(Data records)
● ● ● ● ● ● ●

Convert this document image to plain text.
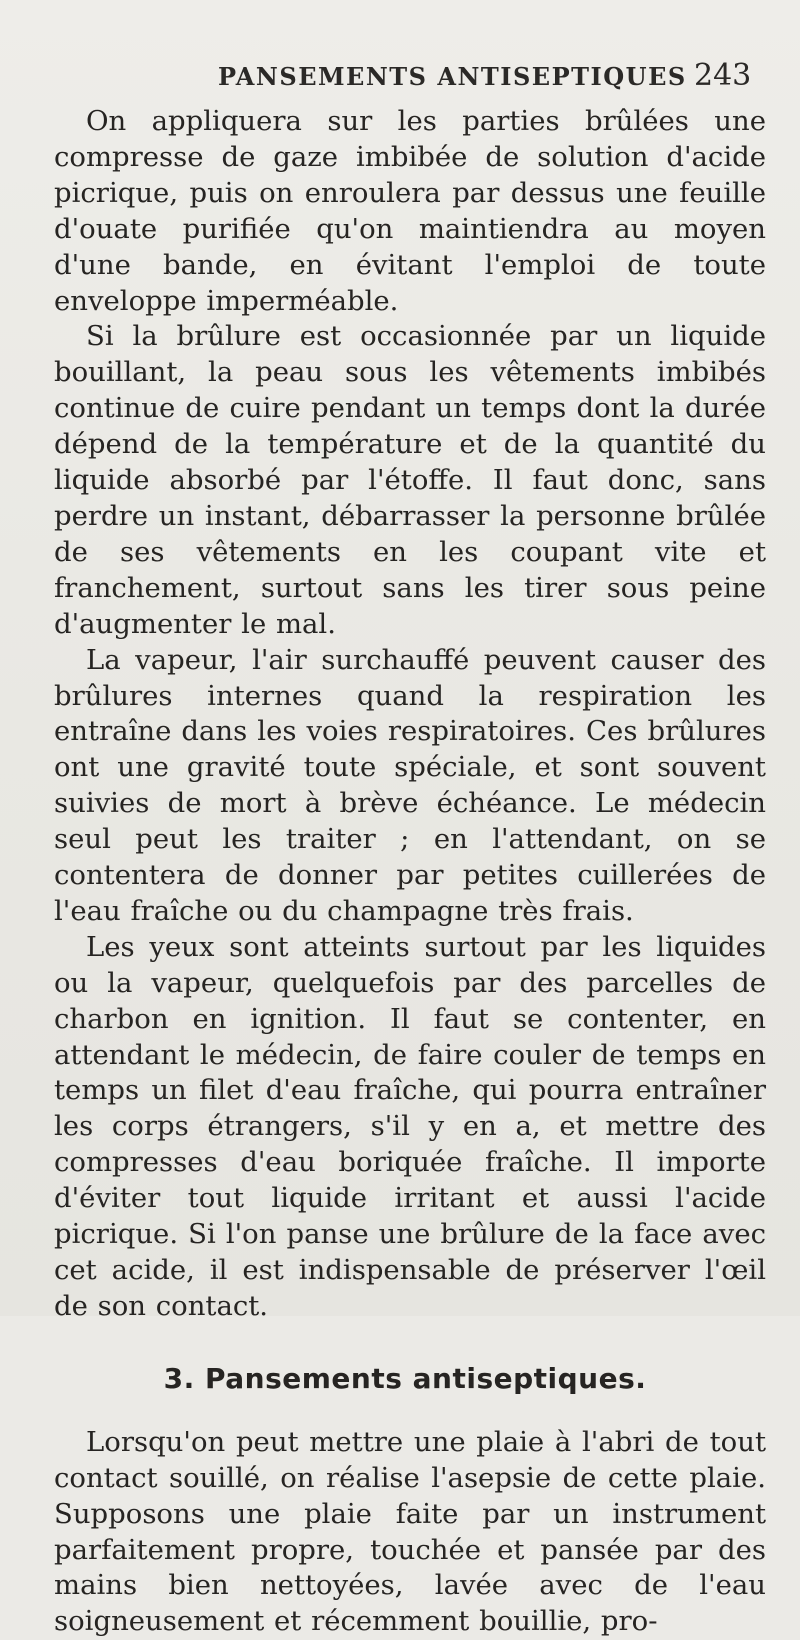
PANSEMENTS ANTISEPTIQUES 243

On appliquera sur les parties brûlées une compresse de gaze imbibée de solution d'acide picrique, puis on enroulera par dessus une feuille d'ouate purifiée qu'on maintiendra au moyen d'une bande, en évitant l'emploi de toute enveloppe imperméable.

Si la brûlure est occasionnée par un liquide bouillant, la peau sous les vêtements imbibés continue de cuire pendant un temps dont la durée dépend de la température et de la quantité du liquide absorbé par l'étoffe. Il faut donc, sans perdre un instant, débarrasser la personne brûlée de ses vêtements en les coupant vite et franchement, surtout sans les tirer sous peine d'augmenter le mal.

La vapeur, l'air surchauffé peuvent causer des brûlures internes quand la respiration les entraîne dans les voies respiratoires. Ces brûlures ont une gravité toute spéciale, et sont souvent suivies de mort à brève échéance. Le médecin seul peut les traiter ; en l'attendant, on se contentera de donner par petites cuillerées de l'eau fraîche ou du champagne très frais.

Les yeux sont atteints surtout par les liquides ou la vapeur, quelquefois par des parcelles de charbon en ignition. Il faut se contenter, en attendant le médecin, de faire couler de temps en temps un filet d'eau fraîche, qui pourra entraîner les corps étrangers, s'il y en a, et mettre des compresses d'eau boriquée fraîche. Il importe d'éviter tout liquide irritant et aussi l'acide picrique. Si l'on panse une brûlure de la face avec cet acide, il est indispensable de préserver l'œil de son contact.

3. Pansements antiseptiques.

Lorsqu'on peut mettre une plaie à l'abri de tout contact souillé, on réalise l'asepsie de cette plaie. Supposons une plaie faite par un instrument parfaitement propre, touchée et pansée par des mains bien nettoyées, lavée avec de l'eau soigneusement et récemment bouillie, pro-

● ● ● ● ● ● ●

» **Task to carry out**
Show every line in the entries where the string "toute" occurs.

» **Solution**
On appliquera sur les parties brûlées une compresse de gaze imbibée de solution d'acide picrique, puis on enroulera par dessus une feuille d'ouate purifiée qu'on maintiendra au moyen d'une bande, en évitant l'emploi de toute enveloppe imperméable.
La vapeur, l'air surchauffé peuvent causer des brûlures internes quand la respiration les entraîne dans les voies respiratoires. Ces brûlures ont une gravité toute spéciale, et sont souvent suivies de mort à brève échéance. Le médecin seul peut les traiter ; en l'attendant, on se contentera de donner par petites cuillerées de l'eau fraîche ou du champagne très frais.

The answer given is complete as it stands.